**TASK REQUIREMENTS**. Check each line for the string "JSON" and give only the count of lines that have it.

**SOURCE RECORDS**.
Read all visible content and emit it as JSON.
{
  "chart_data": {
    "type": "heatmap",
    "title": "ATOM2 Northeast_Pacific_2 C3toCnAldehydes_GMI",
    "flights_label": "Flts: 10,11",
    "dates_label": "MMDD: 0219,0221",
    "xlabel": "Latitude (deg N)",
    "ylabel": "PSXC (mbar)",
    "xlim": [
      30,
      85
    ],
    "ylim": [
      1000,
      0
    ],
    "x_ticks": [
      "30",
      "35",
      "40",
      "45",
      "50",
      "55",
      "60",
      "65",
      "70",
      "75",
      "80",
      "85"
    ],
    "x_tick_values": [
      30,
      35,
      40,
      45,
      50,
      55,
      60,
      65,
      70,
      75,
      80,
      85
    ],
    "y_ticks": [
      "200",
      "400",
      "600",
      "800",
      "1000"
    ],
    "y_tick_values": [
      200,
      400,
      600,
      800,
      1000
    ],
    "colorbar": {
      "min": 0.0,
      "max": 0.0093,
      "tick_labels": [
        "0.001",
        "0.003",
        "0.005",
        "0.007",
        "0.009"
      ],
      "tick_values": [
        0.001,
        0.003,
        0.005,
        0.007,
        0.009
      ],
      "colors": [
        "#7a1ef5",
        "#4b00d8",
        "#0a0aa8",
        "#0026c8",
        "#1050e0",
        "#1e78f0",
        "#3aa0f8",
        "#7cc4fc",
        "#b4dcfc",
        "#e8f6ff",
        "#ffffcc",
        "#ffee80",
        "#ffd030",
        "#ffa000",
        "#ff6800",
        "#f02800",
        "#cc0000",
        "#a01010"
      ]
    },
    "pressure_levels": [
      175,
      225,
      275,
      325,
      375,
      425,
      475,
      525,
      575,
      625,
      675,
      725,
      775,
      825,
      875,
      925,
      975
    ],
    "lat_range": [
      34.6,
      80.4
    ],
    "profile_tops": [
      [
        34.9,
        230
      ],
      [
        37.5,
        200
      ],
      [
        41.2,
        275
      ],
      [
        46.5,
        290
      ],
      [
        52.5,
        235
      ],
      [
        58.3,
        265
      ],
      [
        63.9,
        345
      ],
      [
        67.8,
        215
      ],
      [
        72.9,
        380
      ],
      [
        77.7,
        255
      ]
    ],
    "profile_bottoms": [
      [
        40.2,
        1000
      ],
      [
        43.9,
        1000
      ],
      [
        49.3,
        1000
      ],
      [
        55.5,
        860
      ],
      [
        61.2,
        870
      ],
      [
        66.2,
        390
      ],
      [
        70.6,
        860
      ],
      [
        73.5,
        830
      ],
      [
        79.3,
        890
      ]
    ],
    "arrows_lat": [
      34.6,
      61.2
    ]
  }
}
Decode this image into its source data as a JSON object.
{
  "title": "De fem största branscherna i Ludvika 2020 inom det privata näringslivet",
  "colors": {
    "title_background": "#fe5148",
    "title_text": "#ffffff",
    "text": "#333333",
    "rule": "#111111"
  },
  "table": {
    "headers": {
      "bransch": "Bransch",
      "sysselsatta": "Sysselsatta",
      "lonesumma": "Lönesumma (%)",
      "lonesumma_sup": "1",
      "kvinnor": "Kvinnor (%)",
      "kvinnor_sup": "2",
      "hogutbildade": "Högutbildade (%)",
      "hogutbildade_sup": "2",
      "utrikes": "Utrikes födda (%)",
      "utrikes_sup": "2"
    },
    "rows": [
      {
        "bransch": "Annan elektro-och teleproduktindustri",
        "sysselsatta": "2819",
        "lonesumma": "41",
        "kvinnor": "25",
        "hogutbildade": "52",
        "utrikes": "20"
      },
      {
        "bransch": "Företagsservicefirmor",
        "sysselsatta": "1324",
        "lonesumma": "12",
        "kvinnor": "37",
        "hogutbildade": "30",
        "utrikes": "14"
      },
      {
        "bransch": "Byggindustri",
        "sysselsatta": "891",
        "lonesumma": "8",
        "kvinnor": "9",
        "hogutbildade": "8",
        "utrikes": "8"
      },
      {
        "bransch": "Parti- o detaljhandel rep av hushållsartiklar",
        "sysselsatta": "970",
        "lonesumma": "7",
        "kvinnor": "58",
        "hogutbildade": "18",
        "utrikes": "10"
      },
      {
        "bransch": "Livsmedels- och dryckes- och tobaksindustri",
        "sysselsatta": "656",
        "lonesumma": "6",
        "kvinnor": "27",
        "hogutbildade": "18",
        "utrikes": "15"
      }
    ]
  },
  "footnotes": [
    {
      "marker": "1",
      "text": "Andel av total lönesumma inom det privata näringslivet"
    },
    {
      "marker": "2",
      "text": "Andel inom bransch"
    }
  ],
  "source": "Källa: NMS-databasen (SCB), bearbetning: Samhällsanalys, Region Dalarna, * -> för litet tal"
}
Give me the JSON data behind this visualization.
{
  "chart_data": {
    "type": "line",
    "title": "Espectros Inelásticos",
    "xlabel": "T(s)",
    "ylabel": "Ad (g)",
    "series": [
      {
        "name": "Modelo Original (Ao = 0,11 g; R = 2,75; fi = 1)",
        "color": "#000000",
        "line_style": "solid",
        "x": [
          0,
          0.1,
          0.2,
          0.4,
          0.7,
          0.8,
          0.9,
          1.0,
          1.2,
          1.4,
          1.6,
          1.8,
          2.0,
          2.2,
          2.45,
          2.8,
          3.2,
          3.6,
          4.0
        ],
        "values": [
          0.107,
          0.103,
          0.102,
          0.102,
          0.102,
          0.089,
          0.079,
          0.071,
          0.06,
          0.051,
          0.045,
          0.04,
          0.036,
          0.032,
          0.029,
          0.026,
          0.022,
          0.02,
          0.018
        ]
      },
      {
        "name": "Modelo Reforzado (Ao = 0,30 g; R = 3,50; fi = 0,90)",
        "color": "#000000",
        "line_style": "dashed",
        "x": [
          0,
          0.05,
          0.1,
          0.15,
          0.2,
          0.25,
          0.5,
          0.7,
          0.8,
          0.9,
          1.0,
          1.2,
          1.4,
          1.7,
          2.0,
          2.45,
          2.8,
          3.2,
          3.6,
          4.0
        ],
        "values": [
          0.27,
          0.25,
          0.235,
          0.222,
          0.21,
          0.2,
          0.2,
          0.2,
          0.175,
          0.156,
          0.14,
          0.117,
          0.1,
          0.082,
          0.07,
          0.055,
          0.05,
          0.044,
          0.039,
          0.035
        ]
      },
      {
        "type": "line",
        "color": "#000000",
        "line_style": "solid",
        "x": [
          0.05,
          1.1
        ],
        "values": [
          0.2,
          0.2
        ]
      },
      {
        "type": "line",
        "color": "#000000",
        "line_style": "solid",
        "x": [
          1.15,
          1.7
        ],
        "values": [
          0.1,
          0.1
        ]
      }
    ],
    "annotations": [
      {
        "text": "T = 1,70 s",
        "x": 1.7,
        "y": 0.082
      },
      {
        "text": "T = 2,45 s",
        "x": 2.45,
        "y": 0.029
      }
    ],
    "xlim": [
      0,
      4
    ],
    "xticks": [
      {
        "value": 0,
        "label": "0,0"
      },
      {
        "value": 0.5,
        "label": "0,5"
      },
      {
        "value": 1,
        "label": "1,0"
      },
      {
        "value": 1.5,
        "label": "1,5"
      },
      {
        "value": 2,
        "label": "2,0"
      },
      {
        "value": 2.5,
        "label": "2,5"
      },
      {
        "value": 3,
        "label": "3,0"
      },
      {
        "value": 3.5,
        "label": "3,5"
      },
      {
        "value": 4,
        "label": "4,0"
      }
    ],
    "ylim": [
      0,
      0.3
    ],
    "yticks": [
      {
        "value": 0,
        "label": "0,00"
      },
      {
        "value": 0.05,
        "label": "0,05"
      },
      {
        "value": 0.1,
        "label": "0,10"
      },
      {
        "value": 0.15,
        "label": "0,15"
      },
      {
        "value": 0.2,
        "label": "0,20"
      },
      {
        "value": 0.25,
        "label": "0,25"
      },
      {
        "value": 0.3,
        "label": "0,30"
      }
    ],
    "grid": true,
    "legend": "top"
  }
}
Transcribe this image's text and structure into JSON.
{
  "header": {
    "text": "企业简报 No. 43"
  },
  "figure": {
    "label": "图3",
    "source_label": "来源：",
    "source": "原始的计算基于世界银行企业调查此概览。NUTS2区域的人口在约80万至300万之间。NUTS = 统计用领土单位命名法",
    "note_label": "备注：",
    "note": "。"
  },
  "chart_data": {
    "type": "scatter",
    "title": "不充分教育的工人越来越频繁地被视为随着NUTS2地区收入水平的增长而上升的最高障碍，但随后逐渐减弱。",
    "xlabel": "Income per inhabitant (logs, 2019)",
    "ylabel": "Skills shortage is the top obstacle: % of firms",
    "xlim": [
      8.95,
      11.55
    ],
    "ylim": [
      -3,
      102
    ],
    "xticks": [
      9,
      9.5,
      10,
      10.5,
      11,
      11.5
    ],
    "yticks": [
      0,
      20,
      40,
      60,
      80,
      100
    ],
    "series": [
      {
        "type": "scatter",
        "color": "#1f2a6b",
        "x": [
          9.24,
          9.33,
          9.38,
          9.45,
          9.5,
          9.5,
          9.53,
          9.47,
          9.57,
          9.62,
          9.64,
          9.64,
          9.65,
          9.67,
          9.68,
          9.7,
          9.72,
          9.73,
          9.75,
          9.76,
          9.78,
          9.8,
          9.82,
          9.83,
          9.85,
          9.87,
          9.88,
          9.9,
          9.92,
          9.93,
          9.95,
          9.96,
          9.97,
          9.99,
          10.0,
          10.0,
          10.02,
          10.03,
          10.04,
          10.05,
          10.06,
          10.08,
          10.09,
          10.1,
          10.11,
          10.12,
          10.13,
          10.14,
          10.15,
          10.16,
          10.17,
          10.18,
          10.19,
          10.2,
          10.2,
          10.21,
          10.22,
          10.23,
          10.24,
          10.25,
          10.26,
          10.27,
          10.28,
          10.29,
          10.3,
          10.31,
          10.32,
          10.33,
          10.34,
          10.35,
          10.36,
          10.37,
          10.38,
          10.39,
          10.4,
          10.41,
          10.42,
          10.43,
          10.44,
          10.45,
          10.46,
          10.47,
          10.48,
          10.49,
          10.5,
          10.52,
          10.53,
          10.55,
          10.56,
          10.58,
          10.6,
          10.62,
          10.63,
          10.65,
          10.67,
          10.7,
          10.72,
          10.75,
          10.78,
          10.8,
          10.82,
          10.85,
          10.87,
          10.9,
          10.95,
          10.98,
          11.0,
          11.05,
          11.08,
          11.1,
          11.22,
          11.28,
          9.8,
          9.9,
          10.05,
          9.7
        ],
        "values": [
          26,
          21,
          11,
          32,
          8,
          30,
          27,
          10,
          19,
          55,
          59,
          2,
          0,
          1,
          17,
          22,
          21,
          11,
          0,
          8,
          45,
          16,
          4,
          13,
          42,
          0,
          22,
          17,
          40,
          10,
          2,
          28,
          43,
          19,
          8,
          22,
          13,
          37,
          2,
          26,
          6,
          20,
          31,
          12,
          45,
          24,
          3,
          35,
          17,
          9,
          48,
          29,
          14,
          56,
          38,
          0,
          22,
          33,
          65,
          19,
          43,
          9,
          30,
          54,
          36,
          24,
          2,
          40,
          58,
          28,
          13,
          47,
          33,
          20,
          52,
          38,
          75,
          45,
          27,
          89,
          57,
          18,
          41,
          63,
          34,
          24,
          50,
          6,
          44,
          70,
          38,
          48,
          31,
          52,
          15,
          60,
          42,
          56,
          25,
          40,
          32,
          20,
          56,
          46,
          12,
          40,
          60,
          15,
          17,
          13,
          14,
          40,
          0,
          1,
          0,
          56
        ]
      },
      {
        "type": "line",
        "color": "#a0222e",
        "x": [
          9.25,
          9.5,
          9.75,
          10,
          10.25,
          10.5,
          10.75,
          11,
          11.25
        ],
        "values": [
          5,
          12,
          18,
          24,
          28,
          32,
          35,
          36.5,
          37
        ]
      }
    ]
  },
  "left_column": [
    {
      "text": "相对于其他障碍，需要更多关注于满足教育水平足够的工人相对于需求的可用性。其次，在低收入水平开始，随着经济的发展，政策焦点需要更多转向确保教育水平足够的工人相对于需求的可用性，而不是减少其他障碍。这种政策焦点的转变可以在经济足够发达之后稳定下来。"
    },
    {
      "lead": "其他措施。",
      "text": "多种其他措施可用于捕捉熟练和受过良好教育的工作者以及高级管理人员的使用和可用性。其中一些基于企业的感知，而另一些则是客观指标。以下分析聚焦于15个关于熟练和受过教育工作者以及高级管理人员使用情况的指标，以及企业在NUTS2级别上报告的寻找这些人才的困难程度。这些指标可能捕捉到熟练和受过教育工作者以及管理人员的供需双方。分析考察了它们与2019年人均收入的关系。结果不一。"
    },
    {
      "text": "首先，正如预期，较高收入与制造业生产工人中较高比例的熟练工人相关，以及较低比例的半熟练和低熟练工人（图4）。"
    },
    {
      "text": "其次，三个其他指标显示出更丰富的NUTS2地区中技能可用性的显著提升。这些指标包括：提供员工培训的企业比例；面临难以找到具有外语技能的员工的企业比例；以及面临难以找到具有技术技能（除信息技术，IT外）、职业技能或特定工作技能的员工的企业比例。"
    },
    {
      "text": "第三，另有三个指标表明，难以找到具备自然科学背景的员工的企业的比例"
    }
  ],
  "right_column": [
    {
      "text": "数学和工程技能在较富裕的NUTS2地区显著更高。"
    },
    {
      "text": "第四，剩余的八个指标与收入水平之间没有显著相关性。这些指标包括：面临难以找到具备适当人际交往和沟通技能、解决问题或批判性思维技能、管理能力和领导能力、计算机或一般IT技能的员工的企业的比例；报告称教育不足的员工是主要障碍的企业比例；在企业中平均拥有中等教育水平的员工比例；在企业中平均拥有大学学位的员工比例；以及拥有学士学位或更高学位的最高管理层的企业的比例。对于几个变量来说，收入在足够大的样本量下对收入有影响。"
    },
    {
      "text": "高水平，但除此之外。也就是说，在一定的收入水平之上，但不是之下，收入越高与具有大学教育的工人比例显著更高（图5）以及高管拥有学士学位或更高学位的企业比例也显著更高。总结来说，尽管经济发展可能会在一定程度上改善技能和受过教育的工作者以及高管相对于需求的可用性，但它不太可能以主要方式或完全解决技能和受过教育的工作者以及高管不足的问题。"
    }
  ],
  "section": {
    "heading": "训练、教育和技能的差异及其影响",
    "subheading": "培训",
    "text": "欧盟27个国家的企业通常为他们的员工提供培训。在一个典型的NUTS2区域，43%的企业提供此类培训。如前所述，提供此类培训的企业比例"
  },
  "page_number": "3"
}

**COMPLETED EXERCISE**. 4